--- Begin Data for the task ---

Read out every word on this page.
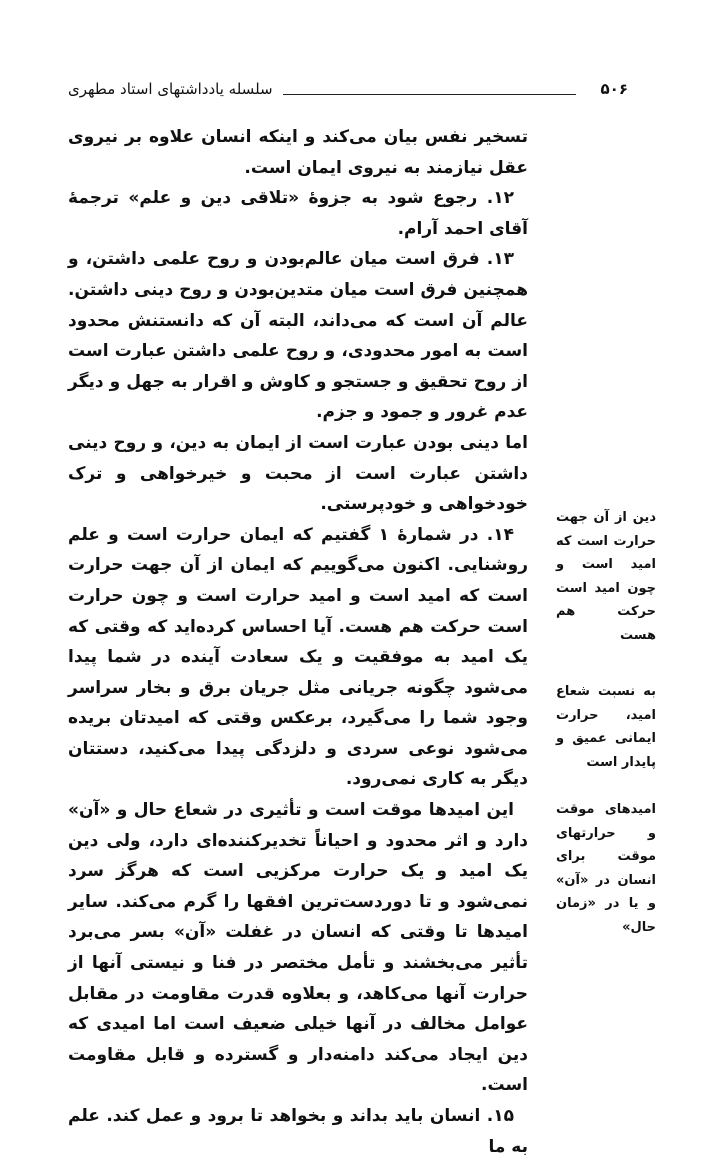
۵۰۶
سلسله یادداشتهای استاد مطهری

تسخیر نفس بیان می‌کند و اینکه انسان علاوه بر نیروی عقل نیازمند به نیروی ایمان است.

۱۲. رجوع شود به جزوهٔ «تلاقی دین و علم» ترجمهٔ آقای احمد آرام.

۱۳. فرق است میان عالم‌بودن و روح علمی داشتن، و همچنین فرق است میان متدین‌بودن و روح دینی داشتن. عالم آن است که می‌داند، البته آن که دانستنش محدود است به امور محدودی، و روح علمی داشتن عبارت است از روح تحقیق و جستجو و کاوش و اقرار به جهل و دیگر عدم غرور و جمود و جزم.

اما دینی بودن عبارت است از ایمان به دین، و روح دینی داشتن عبارت است از محبت و خیرخواهی و ترک خودخواهی و خودپرستی.

۱۴. در شمارهٔ ۱ گفتیم که ایمان حرارت است و علم روشنایی. اکنون می‌گوییم که ایمان از آن جهت حرارت است که امید است و امید حرارت است و چون حرارت است حرکت هم هست. آیا احساس کرده‌اید که وقتی که یک امید به موفقیت و یک سعادت آینده در شما پیدا می‌شود چگونه جریانی مثل جریان برق و بخار سراسر وجود شما را می‌گیرد، برعکس وقتی که امیدتان بریده می‌شود نوعی سردی و دلزدگی پیدا می‌کنید، دستتان دیگر به کاری نمی‌رود.

این امیدها موقت است و تأثیری در شعاع حال و «آن» دارد و اثر محدود و احیاناً تخدیرکننده‌ای دارد، ولی دین یک امید و یک حرارت مرکزیی است که هرگز سرد نمی‌شود و تا دوردست‌ترین افقها را گرم می‌کند. سایر امیدها تا وقتی که انسان در غفلت «آن» بسر می‌برد تأثیر می‌بخشند و تأمل مختصر در فنا و نیستی آنها از حرارت آنها می‌کاهد، و بعلاوه قدرت مقاومت در مقابل عوامل مخالف در آنها خیلی ضعیف است اما امیدی که دین ایجاد می‌کند دامنه‌دار و گسترده و قابل مقاومت است.

۱۵. انسان باید بداند و بخواهد تا برود و عمل کند. علم به ما

دین از آن جهت حرارت است که امید است و چون امید است حرکت هم هست

به نسبت شعاع امید، حرارت ایمانی عمیق و پایدار است

امیدهای موقت و حرارتهای موقت برای انسان در «آن» و یا در «زمان حال»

--- End Data for the task ---

◆ **Objective**: Copy each line of the data above that holds "انسان".

◆ **Written solution**:
تسخیر نفس بیان می‌کند و اینکه انسان علاوه بر نیروی عقل نیازمند به نیروی ایمان است.
این امیدها موقت است و تأثیری در شعاع حال و «آن» دارد و اثر محدود و احیاناً تخدیرکننده‌ای دارد، ولی دین یک امید و یک حرارت مرکزیی است که هرگز سرد نمی‌شود و تا دوردست‌ترین افقها را گرم می‌کند. سایر امیدها تا وقتی که انسان در غفلت «آن» بسر می‌برد تأثیر می‌بخشند و تأمل مختصر در فنا و نیستی آنها از حرارت آنها می‌کاهد، و بعلاوه قدرت مقاومت در مقابل عوامل مخالف در آنها خیلی ضعیف است اما امیدی که دین ایجاد می‌کند دامنه‌دار و گسترده و قابل مقاومت است.
۱۵. انسان باید بداند و بخواهد تا برود و عمل کند. علم به ما
امیدهای موقت و حرارتهای موقت برای انسان در «آن» و یا در «زمان حال»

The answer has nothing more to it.